::: TEXT :::

Figure 1: Generation of pluripotent stem cells in vitro.
figure 1

a, Tachibana et al.4 show that human embryonic stem (ES) cells can be generated by a technique called somatic-cell nuclear transfer (SCNT). The authors removed the meiotic spindle from an oocyte arrested at the metaphase II stage of meiotic cell division. The oocyte had been incubated with caffeine to prevent premature completion of meiosis. They then inserted a somatic cell into the enucleated oocyte. Oocyte activation and cellular reprogramming followed, leading to blastocysts from which SCNT-ES cell lines were derived. b, By comparison, the generation of induced pluripotent stem (iPS) cells involves the introduction of four pluripotency-related transcription factors into a differentiated cell to induce its direct reprogramming.

But an intriguing question now is how similar human iPS and SCNT-ES cells are. One difference is immediately apparent. In iPS cells, mitochondria (organelles that are the main source of cellular energy), as well as all other organelles, originate from the donor cell. In SCNT-ES cells, the mitochondria are derived from the oocyte and not from the donor of the nucleus. Apart from the nucleus, mitochondria are the only organelles that contain DNA, which encodes around ten genes. This means that SCNT-ES cells might activate the immune system of an individual who is ostensibly being treated with their 'own' SCNT-ES cells and cause them to be rejected.

::: EXERCISE DATA :::

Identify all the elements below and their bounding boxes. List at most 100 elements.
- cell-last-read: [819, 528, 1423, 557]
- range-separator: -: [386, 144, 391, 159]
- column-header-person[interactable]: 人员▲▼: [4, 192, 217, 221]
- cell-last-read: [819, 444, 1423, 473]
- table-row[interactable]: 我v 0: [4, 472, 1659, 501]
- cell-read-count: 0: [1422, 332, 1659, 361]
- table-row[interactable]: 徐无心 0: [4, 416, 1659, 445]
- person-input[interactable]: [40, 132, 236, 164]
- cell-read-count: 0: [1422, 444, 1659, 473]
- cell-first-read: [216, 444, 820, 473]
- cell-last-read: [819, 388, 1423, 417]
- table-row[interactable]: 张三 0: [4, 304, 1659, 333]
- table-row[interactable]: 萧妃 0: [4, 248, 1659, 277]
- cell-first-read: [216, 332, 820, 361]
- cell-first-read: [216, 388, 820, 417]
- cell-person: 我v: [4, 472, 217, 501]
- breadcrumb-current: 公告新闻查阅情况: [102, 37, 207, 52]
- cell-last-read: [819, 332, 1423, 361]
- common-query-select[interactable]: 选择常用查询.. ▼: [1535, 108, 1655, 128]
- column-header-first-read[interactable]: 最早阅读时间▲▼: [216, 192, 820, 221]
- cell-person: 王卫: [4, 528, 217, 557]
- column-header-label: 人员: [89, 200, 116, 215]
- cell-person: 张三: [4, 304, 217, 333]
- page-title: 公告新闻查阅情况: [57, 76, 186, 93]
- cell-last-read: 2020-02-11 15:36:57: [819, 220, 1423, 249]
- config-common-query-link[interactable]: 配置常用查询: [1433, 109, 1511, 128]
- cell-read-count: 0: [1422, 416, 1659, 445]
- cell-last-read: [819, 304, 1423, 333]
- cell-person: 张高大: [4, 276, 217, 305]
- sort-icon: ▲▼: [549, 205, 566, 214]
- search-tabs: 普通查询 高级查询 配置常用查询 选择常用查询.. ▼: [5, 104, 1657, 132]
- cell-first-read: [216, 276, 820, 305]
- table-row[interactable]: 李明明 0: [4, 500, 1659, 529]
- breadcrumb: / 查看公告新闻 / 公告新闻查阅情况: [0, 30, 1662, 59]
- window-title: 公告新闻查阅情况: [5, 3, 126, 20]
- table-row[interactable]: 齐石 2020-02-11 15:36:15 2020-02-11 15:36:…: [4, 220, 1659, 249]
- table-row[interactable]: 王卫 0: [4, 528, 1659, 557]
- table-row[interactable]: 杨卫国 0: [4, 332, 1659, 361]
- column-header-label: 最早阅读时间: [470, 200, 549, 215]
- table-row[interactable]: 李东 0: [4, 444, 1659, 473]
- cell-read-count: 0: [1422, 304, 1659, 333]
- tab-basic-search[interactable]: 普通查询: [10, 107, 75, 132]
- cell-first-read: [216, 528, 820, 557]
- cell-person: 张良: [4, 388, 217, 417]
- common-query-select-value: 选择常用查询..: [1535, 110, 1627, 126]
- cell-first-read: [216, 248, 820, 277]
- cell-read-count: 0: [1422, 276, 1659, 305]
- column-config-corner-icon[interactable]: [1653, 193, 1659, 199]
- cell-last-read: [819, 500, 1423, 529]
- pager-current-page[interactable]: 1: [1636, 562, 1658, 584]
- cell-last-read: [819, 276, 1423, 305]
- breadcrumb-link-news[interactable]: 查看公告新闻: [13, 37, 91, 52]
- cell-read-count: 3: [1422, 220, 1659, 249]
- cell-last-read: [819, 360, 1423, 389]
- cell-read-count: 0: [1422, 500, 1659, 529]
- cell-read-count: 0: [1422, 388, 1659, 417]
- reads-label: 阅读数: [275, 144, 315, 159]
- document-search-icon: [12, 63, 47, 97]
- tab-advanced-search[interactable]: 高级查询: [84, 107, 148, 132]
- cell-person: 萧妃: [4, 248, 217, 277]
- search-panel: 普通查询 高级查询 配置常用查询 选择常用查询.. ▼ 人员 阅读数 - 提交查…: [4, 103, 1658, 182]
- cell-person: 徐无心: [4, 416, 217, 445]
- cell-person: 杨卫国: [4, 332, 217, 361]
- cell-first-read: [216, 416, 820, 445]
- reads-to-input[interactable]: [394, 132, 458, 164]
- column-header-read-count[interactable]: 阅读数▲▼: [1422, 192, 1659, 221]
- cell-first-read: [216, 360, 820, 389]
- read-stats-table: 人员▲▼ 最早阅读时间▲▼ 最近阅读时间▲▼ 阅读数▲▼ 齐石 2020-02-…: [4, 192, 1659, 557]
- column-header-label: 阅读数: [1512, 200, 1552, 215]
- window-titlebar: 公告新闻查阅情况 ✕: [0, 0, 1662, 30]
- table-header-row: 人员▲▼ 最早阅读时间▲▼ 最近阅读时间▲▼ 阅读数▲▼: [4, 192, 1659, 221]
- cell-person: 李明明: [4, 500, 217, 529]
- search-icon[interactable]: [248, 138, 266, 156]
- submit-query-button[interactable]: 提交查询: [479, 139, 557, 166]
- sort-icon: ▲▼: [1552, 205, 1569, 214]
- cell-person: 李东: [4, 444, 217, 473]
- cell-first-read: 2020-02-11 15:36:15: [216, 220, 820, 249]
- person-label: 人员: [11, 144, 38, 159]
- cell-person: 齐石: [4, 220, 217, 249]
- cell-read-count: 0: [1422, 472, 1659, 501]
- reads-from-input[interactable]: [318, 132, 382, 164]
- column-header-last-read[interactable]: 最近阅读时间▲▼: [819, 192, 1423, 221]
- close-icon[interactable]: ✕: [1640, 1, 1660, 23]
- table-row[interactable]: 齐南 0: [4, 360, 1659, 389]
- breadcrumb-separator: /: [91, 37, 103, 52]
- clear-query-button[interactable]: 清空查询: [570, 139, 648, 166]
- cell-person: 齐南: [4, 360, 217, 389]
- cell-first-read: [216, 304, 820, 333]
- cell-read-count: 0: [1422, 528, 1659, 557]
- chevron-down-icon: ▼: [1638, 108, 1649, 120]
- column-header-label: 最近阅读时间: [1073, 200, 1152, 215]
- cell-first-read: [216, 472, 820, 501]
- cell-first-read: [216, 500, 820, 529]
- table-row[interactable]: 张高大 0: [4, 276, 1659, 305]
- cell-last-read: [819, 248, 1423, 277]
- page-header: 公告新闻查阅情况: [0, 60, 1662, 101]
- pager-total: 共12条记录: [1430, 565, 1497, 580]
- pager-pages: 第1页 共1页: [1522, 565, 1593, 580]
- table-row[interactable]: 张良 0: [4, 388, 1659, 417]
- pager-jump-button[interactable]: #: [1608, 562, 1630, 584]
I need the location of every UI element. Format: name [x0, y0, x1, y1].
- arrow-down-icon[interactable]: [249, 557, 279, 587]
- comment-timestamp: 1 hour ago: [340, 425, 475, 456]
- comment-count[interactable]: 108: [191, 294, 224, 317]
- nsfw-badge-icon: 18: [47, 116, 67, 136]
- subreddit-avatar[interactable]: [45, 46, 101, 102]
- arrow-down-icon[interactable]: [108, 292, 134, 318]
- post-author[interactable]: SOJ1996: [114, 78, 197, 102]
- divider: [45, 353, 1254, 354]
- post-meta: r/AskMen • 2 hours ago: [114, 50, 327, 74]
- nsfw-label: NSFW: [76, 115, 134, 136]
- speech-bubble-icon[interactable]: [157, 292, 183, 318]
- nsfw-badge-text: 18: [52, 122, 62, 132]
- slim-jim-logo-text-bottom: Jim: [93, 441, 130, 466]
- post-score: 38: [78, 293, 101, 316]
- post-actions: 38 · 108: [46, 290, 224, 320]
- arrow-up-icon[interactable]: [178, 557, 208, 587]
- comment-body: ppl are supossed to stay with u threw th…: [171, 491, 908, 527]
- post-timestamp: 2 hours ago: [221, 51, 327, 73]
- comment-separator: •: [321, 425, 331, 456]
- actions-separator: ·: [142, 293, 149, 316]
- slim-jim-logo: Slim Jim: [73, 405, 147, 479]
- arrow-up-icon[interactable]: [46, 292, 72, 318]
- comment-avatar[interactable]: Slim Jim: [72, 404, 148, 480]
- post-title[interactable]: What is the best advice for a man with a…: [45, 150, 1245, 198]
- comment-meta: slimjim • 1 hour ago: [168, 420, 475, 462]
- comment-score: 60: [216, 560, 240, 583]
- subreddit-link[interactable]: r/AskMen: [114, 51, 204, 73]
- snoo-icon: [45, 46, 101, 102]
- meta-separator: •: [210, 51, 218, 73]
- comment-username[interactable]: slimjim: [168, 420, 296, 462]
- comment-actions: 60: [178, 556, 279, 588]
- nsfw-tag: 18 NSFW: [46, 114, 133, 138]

:::

WHAT YOU HAVE TO DO: Write a continuation of the passage on human iPS and SCNT-ES cells, starting right after its last sentence.

EXERCISE RESPONSE:
On the other hand, it makes these cells suitable for studying mitochondrial diseases, which are maternally inherited. However, to create their SCNT-ES cells, Tachibana et al. used nuclei from the cells of a patient with Leigh syndrome — a disorder that can be caused by mutations in a mitochondrial gene. Because mitochondria in SCNT-ES cells originate from the oocyte, these cells would not carry the same mutation, nor model Leigh syndrome. Nonetheless, the cells generated are a proof of principle that adult somatic cells can be used in human SCNT.

The present study shows that the authors' SCNT-ES cells meet the main criteria for pluripotency: they can differentiate in vitro; they express pluripotency genes; and, when injected into an immune-deficient mouse, they form a teratoma — a type of tumour that contains many different cell types. Nevertheless, other properties of these cells were not extensively explored.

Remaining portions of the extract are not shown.